**What the task asks**
Retype each record shown below, leaving every character as it is.

**Material for this exercise**
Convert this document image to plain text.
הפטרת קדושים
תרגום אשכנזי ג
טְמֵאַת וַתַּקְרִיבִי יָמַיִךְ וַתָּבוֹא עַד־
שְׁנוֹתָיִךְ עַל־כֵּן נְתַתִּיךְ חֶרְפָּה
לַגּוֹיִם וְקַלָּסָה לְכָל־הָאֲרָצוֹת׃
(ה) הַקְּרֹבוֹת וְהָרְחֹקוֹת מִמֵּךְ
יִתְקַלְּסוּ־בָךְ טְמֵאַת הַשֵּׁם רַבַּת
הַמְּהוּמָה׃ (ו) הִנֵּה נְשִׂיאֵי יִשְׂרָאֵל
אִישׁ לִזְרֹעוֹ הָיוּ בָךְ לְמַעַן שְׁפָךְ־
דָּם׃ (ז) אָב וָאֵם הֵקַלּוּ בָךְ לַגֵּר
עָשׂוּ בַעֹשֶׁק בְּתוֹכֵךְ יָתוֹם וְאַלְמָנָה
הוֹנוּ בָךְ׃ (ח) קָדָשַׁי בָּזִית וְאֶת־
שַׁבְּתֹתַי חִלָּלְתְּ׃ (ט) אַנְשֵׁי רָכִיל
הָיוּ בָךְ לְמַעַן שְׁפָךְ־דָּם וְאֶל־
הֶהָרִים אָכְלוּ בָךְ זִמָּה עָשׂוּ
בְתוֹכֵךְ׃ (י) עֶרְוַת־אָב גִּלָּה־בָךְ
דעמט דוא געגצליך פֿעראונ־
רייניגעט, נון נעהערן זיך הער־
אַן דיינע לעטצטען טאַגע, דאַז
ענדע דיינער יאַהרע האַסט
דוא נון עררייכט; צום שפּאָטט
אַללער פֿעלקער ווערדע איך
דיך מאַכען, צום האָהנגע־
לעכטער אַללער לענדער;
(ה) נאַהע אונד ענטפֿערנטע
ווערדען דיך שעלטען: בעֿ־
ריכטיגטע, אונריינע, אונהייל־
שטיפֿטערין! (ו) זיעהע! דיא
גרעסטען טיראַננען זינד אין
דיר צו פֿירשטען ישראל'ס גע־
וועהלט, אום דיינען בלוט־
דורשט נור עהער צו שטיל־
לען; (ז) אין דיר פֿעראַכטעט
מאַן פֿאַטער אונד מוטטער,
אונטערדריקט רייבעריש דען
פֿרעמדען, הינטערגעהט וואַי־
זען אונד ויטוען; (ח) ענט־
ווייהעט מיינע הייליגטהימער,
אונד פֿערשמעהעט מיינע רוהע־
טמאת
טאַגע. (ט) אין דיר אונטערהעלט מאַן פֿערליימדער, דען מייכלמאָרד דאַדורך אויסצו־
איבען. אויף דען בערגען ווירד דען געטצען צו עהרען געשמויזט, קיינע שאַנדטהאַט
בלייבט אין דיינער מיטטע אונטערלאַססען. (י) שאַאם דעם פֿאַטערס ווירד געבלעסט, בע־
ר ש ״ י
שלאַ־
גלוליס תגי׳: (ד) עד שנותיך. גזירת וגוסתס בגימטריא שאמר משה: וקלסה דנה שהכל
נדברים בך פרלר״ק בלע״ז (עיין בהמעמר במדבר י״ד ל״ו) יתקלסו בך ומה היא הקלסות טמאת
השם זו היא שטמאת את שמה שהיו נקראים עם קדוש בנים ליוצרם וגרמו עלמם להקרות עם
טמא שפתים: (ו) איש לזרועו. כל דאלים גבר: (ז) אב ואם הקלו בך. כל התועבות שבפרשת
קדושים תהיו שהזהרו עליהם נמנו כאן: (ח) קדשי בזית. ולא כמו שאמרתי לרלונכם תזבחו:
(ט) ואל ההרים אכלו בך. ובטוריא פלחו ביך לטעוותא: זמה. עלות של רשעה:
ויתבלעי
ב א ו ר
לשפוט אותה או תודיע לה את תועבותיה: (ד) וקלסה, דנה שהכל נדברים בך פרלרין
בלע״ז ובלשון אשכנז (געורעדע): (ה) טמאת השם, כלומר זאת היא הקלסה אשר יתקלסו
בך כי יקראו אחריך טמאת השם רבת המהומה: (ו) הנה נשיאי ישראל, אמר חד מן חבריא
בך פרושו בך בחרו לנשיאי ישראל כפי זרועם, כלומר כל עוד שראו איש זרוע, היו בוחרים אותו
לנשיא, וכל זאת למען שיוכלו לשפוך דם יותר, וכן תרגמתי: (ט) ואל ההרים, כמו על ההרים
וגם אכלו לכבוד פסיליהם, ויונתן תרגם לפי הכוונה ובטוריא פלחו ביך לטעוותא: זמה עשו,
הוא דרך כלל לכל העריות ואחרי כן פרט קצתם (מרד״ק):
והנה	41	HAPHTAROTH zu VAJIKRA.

**Answer to this task**
Convert this document image to plain text.
הפטרת קדושים
תרגום אשכנזי ג
טְמֵאַת וַתַּקְרִיבִי יָמַיִךְ וַתָּבוֹא עַד־
שְׁנוֹתָיִךְ עַל־כֵּן נְתַתִּיךְ חֶרְפָּה
לַגּוֹיִם וְקַלָּסָה לְכָל־הָאֲרָצוֹת׃
(ה) הַקְּרֹבוֹת וְהָרְחֹקוֹת מִמֵּךְ
יִתְקַלְּסוּ־בָךְ טְמֵאַת הַשֵּׁם רַבַּת
הַמְּהוּמָה׃ (ו) הִנֵּה נְשִׂיאֵי יִשְׂרָאֵל
אִישׁ לִזְרֹעוֹ הָיוּ בָךְ לְמַעַן שְׁפָךְ־
דָּם׃ (ז) אָב וָאֵם הֵקַלּוּ בָךְ לַגֵּר
עָשׂוּ בַעֹשֶׁק בְּתוֹכֵךְ יָתוֹם וְאַלְמָנָה
הוֹנוּ בָךְ׃ (ח) קָדָשַׁי בָּזִית וְאֶת־
שַׁבְּתֹתַי חִלָּלְתְּ׃ (ט) אַנְשֵׁי רָכִיל
הָיוּ בָךְ לְמַעַן שְׁפָךְ־דָּם וְאֶל־
הֶהָרִים אָכְלוּ בָךְ זִמָּה עָשׂוּ
בְתוֹכֵךְ׃ (י) עֶרְוַת־אָב גִּלָּה־בָךְ
דעמט דוא געגצליך פֿעראונ־
רייניגעט, נון נעהערן זיך הער־
אַן דיינע לעטצטען טאַגע, דאַז
ענדע דיינער יאַהרע האַסט
דוא נון עררייכט; צום שפּאָטט
אַללער פֿעלקער ווערדע איך
דיך מאַכען, צום האָהנגע־
לעכטער אַללער לענדער;
(ה) נאַהע אונד ענטפֿערנטע
ווערדען דיך שעלטען: בעֿ־
ריכטיגטע, אונריינע, אונהייל־
שטיפֿטערין! (ו) זיעהע! דיא
גרעסטען טיראַננען זינד אין
דיר צו פֿירשטען ישראל'ס גע־
וועהלט, אום דיינען בלוט־
דורשט נור עהער צו שטיל־
לען; (ז) אין דיר פֿעראַכטעט
מאַן פֿאַטער אונד מוטטער,
אונטערדריקט רייבעריש דען
פֿרעמדען, הינטערגעהט וואַי־
זען אונד ויטוען; (ח) ענט־
ווייהעט מיינע הייליגטהימער,
אונד פֿערשמעהעט מיינע רוהע־
טמאת
טאַגע. (ט) אין דיר אונטערהעלט מאַן פֿערליימדער, דען מייכלמאָרד דאַדורך אויסצו־
איבען. אויף דען בערגען ווירד דען געטצען צו עהרען געשמויזט, קיינע שאַנדטהאַט
בלייבט אין דיינער מיטטע אונטערלאַססען. (י) שאַאם דעם פֿאַטערס ווירד געבלעסט, בע־
ר ש ״ י
שלאַ־
גלוליס תגי׳: (ד) עד שנותיך. גזירת וגוסתס בגימטריא שאמר משה: וקלסה דנה שהכל
נדברים בך פרלר״ק בלע״ז (עיין בהמעמר במדבר י״ד ל״ו) יתקלסו בך ומה היא הקלסות טמאת
השם זו היא שטמאת את שמה שהיו נקראים עם קדוש בנים ליוצרם וגרמו עלמם להקרות עם
טמא שפתים: (ו) איש לזרועו. כל דאלים גבר: (ז) אב ואם הקלו בך. כל התועבות שבפרשת
קדושים תהיו שהזהרו עליהם נמנו כאן: (ח) קדשי בזית. ולא כמו שאמרתי לרלונכם תזבחו:
(ט) ואל ההרים אכלו בך. ובטוריא פלחו ביך לטעוותא: זמה. עלות של רשעה:
ויתבלעי
ב א ו ר
לשפוט אותה או תודיע לה את תועבותיה: (ד) וקלסה, דנה שהכל נדברים בך פרלרין
בלע״ז ובלשון אשכנז (געורעדע): (ה) טמאת השם, כלומר זאת היא הקלסה אשר יתקלסו
בך כי יקראו אחריך טמאת השם רבת המהומה: (ו) הנה נשיאי ישראל, אמר חד מן חבריא
בך פרושו בך בחרו לנשיאי ישראל כפי זרועם, כלומר כל עוד שראו איש זרוע, היו בוחרים אותו
לנשיא, וכל זאת למען שיוכלו לשפוך דם יותר, וכן תרגמתי: (ט) ואל ההרים, כמו על ההרים
וגם אכלו לכבוד פסיליהם, ויונתן תרגם לפי הכוונה ובטוריא פלחו ביך לטעוותא: זמה עשו,
הוא דרך כלל לכל העריות ואחרי כן פרט קצתם (מרד״ק):
והנה	41	HAPHTAROTH zu VAJIKRA.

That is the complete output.